* _To do_
Reproduce each line of the material precisely.

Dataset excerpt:
>>
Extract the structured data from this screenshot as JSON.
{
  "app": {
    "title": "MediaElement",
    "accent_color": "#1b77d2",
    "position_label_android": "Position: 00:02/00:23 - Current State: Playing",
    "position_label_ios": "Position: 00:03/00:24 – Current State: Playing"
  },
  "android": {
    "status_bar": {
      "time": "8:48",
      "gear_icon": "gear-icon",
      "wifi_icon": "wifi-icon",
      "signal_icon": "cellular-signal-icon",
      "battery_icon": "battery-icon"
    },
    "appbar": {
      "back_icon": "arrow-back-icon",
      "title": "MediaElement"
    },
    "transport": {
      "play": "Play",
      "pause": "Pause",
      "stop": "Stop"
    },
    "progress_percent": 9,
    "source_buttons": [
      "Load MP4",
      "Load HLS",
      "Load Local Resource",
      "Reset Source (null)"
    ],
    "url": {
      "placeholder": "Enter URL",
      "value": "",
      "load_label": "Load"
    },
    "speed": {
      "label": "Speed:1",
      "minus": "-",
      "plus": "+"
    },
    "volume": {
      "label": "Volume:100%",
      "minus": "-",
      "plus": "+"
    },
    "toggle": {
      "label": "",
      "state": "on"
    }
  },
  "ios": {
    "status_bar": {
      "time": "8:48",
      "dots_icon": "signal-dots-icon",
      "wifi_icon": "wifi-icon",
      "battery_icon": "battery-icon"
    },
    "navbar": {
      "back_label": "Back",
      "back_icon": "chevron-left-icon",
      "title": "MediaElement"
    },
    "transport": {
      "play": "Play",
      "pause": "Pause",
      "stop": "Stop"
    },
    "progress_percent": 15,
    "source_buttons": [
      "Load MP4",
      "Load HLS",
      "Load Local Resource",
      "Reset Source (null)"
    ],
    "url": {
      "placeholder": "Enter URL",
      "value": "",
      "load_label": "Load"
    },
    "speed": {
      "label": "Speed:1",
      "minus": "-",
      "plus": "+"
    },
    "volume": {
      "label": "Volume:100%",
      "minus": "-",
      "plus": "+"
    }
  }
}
<<
* _The completed task_
Extract the structured data from this screenshot as JSON.
{
  "app": {
    "title": "MediaElement",
    "accent_color": "#1b77d2",
    "position_label_android": "Position: 00:02/00:23 - Current State: Playing",
    "position_label_ios": "Position: 00:03/00:24 – Current State: Playing"
  },
  "android": {
    "status_bar": {
      "time": "8:48",
      "gear_icon": "gear-icon",
      "wifi_icon": "wifi-icon",
      "signal_icon": "cellular-signal-icon",
      "battery_icon": "battery-icon"
    },
    "appbar": {
      "back_icon": "arrow-back-icon",
      "title": "MediaElement"
    },
    "transport": {
      "play": "Play",
      "pause": "Pause",
      "stop": "Stop"
    },
    "progress_percent": 9,
    "source_buttons": [
      "Load MP4",
      "Load HLS",
      "Load Local Resource",
      "Reset Source (null)"
    ],
    "url": {
      "placeholder": "Enter URL",
      "value": "",
      "load_label": "Load"
    },
    "speed": {
      "label": "Speed:1",
      "minus": "-",
      "plus": "+"
    },
    "volume": {
      "label": "Volume:100%",
      "minus": "-",
      "plus": "+"
    },
    "toggle": {
      "label": "",
      "state": "on"
    }
  },
  "ios": {
    "status_bar": {
      "time": "8:48",
      "dots_icon": "signal-dots-icon",
      "wifi_icon": "wifi-icon",
      "battery_icon": "battery-icon"
    },
    "navbar": {
      "back_label": "Back",
      "back_icon": "chevron-left-icon",
      "title": "MediaElement"
    },
    "transport": {
      "play": "Play",
      "pause": "Pause",
      "stop": "Stop"
    },
    "progress_percent": 15,
    "source_buttons": [
      "Load MP4",
      "Load HLS",
      "Load Local Resource",
      "Reset Source (null)"
    ],
    "url": {
      "placeholder": "Enter URL",
      "value": "",
      "load_label": "Load"
    },
    "speed": {
      "label": "Speed:1",
      "minus": "-",
      "plus": "+"
    },
    "volume": {
      "label": "Volume:100%",
      "minus": "-",
      "plus": "+"
    }
  }
}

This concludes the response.